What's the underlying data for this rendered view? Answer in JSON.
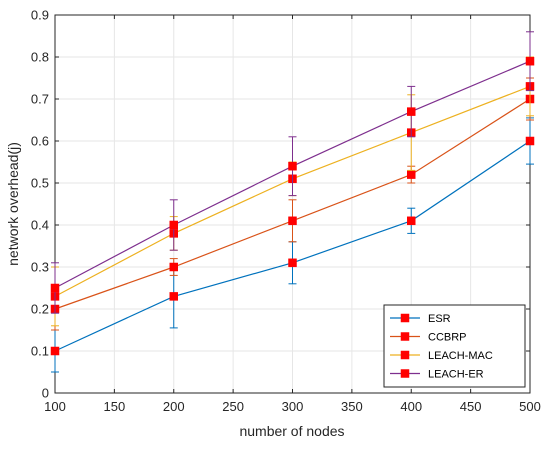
{
  "chart_data": {
    "type": "line",
    "title": "",
    "xlabel": "number of nodes",
    "ylabel": "network overhead(j)",
    "xlim": [
      100,
      500
    ],
    "ylim": [
      0,
      0.9
    ],
    "x_ticks": [
      100,
      150,
      200,
      250,
      300,
      350,
      400,
      450,
      500
    ],
    "y_ticks": [
      0,
      0.1,
      0.2,
      0.3,
      0.4,
      0.5,
      0.6,
      0.7,
      0.8,
      0.9
    ],
    "grid": true,
    "legend_position": "bottom-right",
    "marker": "square",
    "marker_color": "#FF0000",
    "x": [
      100,
      200,
      300,
      400,
      500
    ],
    "series": [
      {
        "name": "ESR",
        "color": "#0072BD",
        "values": [
          0.1,
          0.23,
          0.31,
          0.41,
          0.6
        ],
        "error": [
          0.05,
          0.075,
          0.05,
          0.03,
          0.055
        ]
      },
      {
        "name": "CCBRP",
        "color": "#D95319",
        "values": [
          0.2,
          0.3,
          0.41,
          0.52,
          0.7
        ],
        "error": [
          0.05,
          0.02,
          0.05,
          0.02,
          0.05
        ]
      },
      {
        "name": "LEACH-MAC",
        "color": "#EDB120",
        "values": [
          0.23,
          0.38,
          0.51,
          0.62,
          0.73
        ],
        "error": [
          0.07,
          0.04,
          0.04,
          0.09,
          0.07
        ]
      },
      {
        "name": "LEACH-ER",
        "color": "#7E2F8E",
        "values": [
          0.25,
          0.4,
          0.54,
          0.67,
          0.79
        ],
        "error": [
          0.06,
          0.06,
          0.07,
          0.06,
          0.07
        ]
      }
    ]
  }
}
------
Your task is to reproduce all of the material exactly. The pictures stay out.

→ **FULL OUTPUT**
What's the underlying data for this rendered view? Answer in JSON.
{
  "chart_data": {
    "type": "line",
    "title": "",
    "xlabel": "number of nodes",
    "ylabel": "network overhead(j)",
    "xlim": [
      100,
      500
    ],
    "ylim": [
      0,
      0.9
    ],
    "x_ticks": [
      100,
      150,
      200,
      250,
      300,
      350,
      400,
      450,
      500
    ],
    "y_ticks": [
      0,
      0.1,
      0.2,
      0.3,
      0.4,
      0.5,
      0.6,
      0.7,
      0.8,
      0.9
    ],
    "grid": true,
    "legend_position": "bottom-right",
    "marker": "square",
    "marker_color": "#FF0000",
    "x": [
      100,
      200,
      300,
      400,
      500
    ],
    "series": [
      {
        "name": "ESR",
        "color": "#0072BD",
        "values": [
          0.1,
          0.23,
          0.31,
          0.41,
          0.6
        ],
        "error": [
          0.05,
          0.075,
          0.05,
          0.03,
          0.055
        ]
      },
      {
        "name": "CCBRP",
        "color": "#D95319",
        "values": [
          0.2,
          0.3,
          0.41,
          0.52,
          0.7
        ],
        "error": [
          0.05,
          0.02,
          0.05,
          0.02,
          0.05
        ]
      },
      {
        "name": "LEACH-MAC",
        "color": "#EDB120",
        "values": [
          0.23,
          0.38,
          0.51,
          0.62,
          0.73
        ],
        "error": [
          0.07,
          0.04,
          0.04,
          0.09,
          0.07
        ]
      },
      {
        "name": "LEACH-ER",
        "color": "#7E2F8E",
        "values": [
          0.25,
          0.4,
          0.54,
          0.67,
          0.79
        ],
        "error": [
          0.06,
          0.06,
          0.07,
          0.06,
          0.07
        ]
      }
    ]
  }
}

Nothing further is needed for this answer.